> [PROBLEM DETAILS]:
Write out all of the data without omission, exactly as shown.

> [RECORD EXTRACTS]:

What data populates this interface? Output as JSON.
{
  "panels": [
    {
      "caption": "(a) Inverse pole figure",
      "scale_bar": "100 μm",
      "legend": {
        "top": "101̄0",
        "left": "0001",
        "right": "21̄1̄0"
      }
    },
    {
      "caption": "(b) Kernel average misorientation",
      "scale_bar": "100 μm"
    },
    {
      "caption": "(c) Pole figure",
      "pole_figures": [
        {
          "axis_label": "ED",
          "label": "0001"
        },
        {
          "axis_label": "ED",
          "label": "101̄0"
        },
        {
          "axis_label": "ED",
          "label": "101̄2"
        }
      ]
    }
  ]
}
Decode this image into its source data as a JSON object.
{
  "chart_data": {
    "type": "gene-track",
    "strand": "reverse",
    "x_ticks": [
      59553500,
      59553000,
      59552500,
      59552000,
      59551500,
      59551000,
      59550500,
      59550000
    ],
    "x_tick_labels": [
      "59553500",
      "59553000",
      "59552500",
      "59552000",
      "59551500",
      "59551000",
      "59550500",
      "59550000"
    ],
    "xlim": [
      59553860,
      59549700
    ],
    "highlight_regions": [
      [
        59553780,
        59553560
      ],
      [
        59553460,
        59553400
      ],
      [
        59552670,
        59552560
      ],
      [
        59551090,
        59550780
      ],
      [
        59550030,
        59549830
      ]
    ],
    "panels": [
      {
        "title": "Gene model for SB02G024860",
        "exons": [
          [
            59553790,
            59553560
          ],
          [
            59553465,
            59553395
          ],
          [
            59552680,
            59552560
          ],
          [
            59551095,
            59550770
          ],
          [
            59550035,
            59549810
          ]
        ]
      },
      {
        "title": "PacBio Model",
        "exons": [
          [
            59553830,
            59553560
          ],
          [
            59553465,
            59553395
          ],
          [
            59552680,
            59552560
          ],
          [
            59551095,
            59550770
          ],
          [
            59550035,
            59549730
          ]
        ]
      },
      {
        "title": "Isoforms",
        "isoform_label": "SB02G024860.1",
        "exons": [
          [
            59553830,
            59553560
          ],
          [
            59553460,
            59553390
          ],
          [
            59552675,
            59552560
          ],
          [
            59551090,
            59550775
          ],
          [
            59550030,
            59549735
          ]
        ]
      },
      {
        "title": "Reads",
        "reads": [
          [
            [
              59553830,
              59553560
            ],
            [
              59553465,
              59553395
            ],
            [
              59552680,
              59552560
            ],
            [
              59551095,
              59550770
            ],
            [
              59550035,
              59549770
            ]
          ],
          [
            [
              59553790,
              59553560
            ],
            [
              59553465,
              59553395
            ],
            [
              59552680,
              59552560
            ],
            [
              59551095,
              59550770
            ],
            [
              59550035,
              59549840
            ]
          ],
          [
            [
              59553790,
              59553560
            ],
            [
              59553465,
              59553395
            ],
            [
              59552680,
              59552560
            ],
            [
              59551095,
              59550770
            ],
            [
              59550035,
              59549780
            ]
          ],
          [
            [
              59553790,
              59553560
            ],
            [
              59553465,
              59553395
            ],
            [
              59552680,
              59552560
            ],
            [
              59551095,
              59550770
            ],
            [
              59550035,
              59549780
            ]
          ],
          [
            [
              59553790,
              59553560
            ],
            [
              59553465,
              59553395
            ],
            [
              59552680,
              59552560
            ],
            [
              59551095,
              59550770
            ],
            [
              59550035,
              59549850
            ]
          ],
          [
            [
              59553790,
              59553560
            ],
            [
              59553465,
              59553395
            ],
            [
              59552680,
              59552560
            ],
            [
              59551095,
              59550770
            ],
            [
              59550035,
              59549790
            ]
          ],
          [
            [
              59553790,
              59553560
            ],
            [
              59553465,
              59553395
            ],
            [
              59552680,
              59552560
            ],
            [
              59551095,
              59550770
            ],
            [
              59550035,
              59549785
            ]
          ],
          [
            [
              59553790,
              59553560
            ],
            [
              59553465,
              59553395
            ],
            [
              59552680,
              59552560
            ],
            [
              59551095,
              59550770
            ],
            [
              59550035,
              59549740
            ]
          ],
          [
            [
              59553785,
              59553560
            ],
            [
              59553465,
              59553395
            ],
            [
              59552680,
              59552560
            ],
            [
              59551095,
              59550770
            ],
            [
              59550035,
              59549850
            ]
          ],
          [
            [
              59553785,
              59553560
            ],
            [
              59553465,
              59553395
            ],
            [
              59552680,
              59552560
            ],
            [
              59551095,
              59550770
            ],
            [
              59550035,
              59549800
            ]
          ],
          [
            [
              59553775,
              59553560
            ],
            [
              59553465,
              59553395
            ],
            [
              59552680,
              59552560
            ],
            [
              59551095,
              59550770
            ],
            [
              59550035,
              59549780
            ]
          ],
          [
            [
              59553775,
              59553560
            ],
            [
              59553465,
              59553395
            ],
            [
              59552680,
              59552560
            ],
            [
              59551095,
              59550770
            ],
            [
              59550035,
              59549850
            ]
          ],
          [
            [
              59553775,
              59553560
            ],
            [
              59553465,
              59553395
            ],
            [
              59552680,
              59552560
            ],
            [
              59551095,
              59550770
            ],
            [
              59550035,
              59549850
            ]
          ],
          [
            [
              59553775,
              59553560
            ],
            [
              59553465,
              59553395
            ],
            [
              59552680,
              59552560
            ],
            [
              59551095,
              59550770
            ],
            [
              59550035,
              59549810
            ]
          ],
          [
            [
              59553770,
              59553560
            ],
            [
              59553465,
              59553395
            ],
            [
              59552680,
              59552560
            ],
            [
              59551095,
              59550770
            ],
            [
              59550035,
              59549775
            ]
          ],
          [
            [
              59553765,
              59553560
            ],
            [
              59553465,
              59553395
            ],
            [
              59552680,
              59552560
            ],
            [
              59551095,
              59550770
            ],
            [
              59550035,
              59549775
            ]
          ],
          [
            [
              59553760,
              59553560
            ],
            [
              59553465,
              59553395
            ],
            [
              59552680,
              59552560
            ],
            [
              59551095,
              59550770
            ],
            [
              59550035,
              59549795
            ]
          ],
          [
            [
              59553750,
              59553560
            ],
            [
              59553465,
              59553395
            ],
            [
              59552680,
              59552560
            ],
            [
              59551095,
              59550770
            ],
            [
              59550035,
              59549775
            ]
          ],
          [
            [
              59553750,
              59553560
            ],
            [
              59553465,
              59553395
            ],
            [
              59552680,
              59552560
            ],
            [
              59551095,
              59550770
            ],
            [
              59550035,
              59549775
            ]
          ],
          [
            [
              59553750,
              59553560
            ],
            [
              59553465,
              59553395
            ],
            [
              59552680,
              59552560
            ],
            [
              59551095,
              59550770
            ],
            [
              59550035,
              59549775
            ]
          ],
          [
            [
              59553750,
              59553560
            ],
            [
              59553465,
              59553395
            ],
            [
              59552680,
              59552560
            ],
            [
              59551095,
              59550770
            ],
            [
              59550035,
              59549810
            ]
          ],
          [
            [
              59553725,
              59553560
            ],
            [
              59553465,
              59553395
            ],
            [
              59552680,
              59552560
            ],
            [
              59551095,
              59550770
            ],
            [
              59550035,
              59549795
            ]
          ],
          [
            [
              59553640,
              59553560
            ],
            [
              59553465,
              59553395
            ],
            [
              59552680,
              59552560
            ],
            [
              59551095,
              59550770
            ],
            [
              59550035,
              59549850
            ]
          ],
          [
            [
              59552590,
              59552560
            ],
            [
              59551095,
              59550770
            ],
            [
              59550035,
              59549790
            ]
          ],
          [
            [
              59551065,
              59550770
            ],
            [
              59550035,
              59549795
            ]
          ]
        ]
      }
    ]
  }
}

> [TASK OUTPUT]:
What data populates this interface? Output as JSON.
{
  "panels": [
    {
      "caption": "(a) Inverse pole figure",
      "scale_bar": "100 μm",
      "legend": {
        "top": "101̄0",
        "left": "0001",
        "right": "21̄1̄0"
      }
    },
    {
      "caption": "(b) Kernel average misorientation",
      "scale_bar": "100 μm"
    },
    {
      "caption": "(c) Pole figure",
      "pole_figures": [
        {
          "axis_label": "ED",
          "label": "0001"
        },
        {
          "axis_label": "ED",
          "label": "101̄0"
        },
        {
          "axis_label": "ED",
          "label": "101̄2"
        }
      ]
    }
  ]
}
Decode this image into its source data as a JSON object.
{
  "chart_data": {
    "type": "gene-track",
    "strand": "reverse",
    "x_ticks": [
      59553500,
      59553000,
      59552500,
      59552000,
      59551500,
      59551000,
      59550500,
      59550000
    ],
    "x_tick_labels": [
      "59553500",
      "59553000",
      "59552500",
      "59552000",
      "59551500",
      "59551000",
      "59550500",
      "59550000"
    ],
    "xlim": [
      59553860,
      59549700
    ],
    "highlight_regions": [
      [
        59553780,
        59553560
      ],
      [
        59553460,
        59553400
      ],
      [
        59552670,
        59552560
      ],
      [
        59551090,
        59550780
      ],
      [
        59550030,
        59549830
      ]
    ],
    "panels": [
      {
        "title": "Gene model for SB02G024860",
        "exons": [
          [
            59553790,
            59553560
          ],
          [
            59553465,
            59553395
          ],
          [
            59552680,
            59552560
          ],
          [
            59551095,
            59550770
          ],
          [
            59550035,
            59549810
          ]
        ]
      },
      {
        "title": "PacBio Model",
        "exons": [
          [
            59553830,
            59553560
          ],
          [
            59553465,
            59553395
          ],
          [
            59552680,
            59552560
          ],
          [
            59551095,
            59550770
          ],
          [
            59550035,
            59549730
          ]
        ]
      },
      {
        "title": "Isoforms",
        "isoform_label": "SB02G024860.1",
        "exons": [
          [
            59553830,
            59553560
          ],
          [
            59553460,
            59553390
          ],
          [
            59552675,
            59552560
          ],
          [
            59551090,
            59550775
          ],
          [
            59550030,
            59549735
          ]
        ]
      },
      {
        "title": "Reads",
        "reads": [
          [
            [
              59553830,
              59553560
            ],
            [
              59553465,
              59553395
            ],
            [
              59552680,
              59552560
            ],
            [
              59551095,
              59550770
            ],
            [
              59550035,
              59549770
            ]
          ],
          [
            [
              59553790,
              59553560
            ],
            [
              59553465,
              59553395
            ],
            [
              59552680,
              59552560
            ],
            [
              59551095,
              59550770
            ],
            [
              59550035,
              59549840
            ]
          ],
          [
            [
              59553790,
              59553560
            ],
            [
              59553465,
              59553395
            ],
            [
              59552680,
              59552560
            ],
            [
              59551095,
              59550770
            ],
            [
              59550035,
              59549780
            ]
          ],
          [
            [
              59553790,
              59553560
            ],
            [
              59553465,
              59553395
            ],
            [
              59552680,
              59552560
            ],
            [
              59551095,
              59550770
            ],
            [
              59550035,
              59549780
            ]
          ],
          [
            [
              59553790,
              59553560
            ],
            [
              59553465,
              59553395
            ],
            [
              59552680,
              59552560
            ],
            [
              59551095,
              59550770
            ],
            [
              59550035,
              59549850
            ]
          ],
          [
            [
              59553790,
              59553560
            ],
            [
              59553465,
              59553395
            ],
            [
              59552680,
              59552560
            ],
            [
              59551095,
              59550770
            ],
            [
              59550035,
              59549790
            ]
          ],
          [
            [
              59553790,
              59553560
            ],
            [
              59553465,
              59553395
            ],
            [
              59552680,
              59552560
            ],
            [
              59551095,
              59550770
            ],
            [
              59550035,
              59549785
            ]
          ],
          [
            [
              59553790,
              59553560
            ],
            [
              59553465,
              59553395
            ],
            [
              59552680,
              59552560
            ],
            [
              59551095,
              59550770
            ],
            [
              59550035,
              59549740
            ]
          ],
          [
            [
              59553785,
              59553560
            ],
            [
              59553465,
              59553395
            ],
            [
              59552680,
              59552560
            ],
            [
              59551095,
              59550770
            ],
            [
              59550035,
              59549850
            ]
          ],
          [
            [
              59553785,
              59553560
            ],
            [
              59553465,
              59553395
            ],
            [
              59552680,
              59552560
            ],
            [
              59551095,
              59550770
            ],
            [
              59550035,
              59549800
            ]
          ],
          [
            [
              59553775,
              59553560
            ],
            [
              59553465,
              59553395
            ],
            [
              59552680,
              59552560
            ],
            [
              59551095,
              59550770
            ],
            [
              59550035,
              59549780
            ]
          ],
          [
            [
              59553775,
              59553560
            ],
            [
              59553465,
              59553395
            ],
            [
              59552680,
              59552560
            ],
            [
              59551095,
              59550770
            ],
            [
              59550035,
              59549850
            ]
          ],
          [
            [
              59553775,
              59553560
            ],
            [
              59553465,
              59553395
            ],
            [
              59552680,
              59552560
            ],
            [
              59551095,
              59550770
            ],
            [
              59550035,
              59549850
            ]
          ],
          [
            [
              59553775,
              59553560
            ],
            [
              59553465,
              59553395
            ],
            [
              59552680,
              59552560
            ],
            [
              59551095,
              59550770
            ],
            [
              59550035,
              59549810
            ]
          ],
          [
            [
              59553770,
              59553560
            ],
            [
              59553465,
              59553395
            ],
            [
              59552680,
              59552560
            ],
            [
              59551095,
              59550770
            ],
            [
              59550035,
              59549775
            ]
          ],
          [
            [
              59553765,
              59553560
            ],
            [
              59553465,
              59553395
            ],
            [
              59552680,
              59552560
            ],
            [
              59551095,
              59550770
            ],
            [
              59550035,
              59549775
            ]
          ],
          [
            [
              59553760,
              59553560
            ],
            [
              59553465,
              59553395
            ],
            [
              59552680,
              59552560
            ],
            [
              59551095,
              59550770
            ],
            [
              59550035,
              59549795
            ]
          ],
          [
            [
              59553750,
              59553560
            ],
            [
              59553465,
              59553395
            ],
            [
              59552680,
              59552560
            ],
            [
              59551095,
              59550770
            ],
            [
              59550035,
              59549775
            ]
          ],
          [
            [
              59553750,
              59553560
            ],
            [
              59553465,
              59553395
            ],
            [
              59552680,
              59552560
            ],
            [
              59551095,
              59550770
            ],
            [
              59550035,
              59549775
            ]
          ],
          [
            [
              59553750,
              59553560
            ],
            [
              59553465,
              59553395
            ],
            [
              59552680,
              59552560
            ],
            [
              59551095,
              59550770
            ],
            [
              59550035,
              59549775
            ]
          ],
          [
            [
              59553750,
              59553560
            ],
            [
              59553465,
              59553395
            ],
            [
              59552680,
              59552560
            ],
            [
              59551095,
              59550770
            ],
            [
              59550035,
              59549810
            ]
          ],
          [
            [
              59553725,
              59553560
            ],
            [
              59553465,
              59553395
            ],
            [
              59552680,
              59552560
            ],
            [
              59551095,
              59550770
            ],
            [
              59550035,
              59549795
            ]
          ],
          [
            [
              59553640,
              59553560
            ],
            [
              59553465,
              59553395
            ],
            [
              59552680,
              59552560
            ],
            [
              59551095,
              59550770
            ],
            [
              59550035,
              59549850
            ]
          ],
          [
            [
              59552590,
              59552560
            ],
            [
              59551095,
              59550770
            ],
            [
              59550035,
              59549790
            ]
          ],
          [
            [
              59551065,
              59550770
            ],
            [
              59550035,
              59549795
            ]
          ]
        ]
      }
    ]
  }
}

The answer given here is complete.